SOURCE RECORDS:
------------

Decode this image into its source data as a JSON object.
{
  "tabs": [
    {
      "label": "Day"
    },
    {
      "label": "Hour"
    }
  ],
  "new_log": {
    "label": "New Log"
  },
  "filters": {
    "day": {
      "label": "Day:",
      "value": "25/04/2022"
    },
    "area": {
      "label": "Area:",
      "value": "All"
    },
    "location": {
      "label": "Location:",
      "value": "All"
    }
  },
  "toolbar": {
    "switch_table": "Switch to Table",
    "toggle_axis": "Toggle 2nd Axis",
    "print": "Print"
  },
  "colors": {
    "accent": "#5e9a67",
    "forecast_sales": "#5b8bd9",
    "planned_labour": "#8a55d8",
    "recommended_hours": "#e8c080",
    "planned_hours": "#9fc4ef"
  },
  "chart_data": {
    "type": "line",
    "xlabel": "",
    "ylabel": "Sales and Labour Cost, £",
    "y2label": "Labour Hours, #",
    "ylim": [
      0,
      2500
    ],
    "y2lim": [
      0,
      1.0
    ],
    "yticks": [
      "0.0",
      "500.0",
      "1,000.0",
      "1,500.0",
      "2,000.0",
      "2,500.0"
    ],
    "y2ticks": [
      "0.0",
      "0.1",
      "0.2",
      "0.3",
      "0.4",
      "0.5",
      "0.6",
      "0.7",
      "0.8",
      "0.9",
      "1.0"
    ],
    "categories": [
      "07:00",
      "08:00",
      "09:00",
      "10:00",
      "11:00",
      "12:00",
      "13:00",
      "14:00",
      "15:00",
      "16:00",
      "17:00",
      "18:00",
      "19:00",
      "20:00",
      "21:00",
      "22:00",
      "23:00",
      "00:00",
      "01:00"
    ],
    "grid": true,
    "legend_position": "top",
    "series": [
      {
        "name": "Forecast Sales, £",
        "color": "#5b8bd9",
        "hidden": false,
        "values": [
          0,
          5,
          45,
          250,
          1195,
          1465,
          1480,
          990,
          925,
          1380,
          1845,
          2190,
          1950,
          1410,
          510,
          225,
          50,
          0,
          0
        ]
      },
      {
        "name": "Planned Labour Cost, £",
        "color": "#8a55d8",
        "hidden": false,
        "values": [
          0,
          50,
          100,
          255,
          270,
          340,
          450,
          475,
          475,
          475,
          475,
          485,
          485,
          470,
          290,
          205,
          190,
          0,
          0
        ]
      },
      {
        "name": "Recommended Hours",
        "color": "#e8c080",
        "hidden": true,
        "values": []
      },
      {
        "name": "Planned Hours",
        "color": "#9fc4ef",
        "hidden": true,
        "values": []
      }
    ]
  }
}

------------

AIM OF THE TASK:
Count every line in the preceding entries where the string "name" appears, then state only the total.

RESULT FOR THIS TASK:
4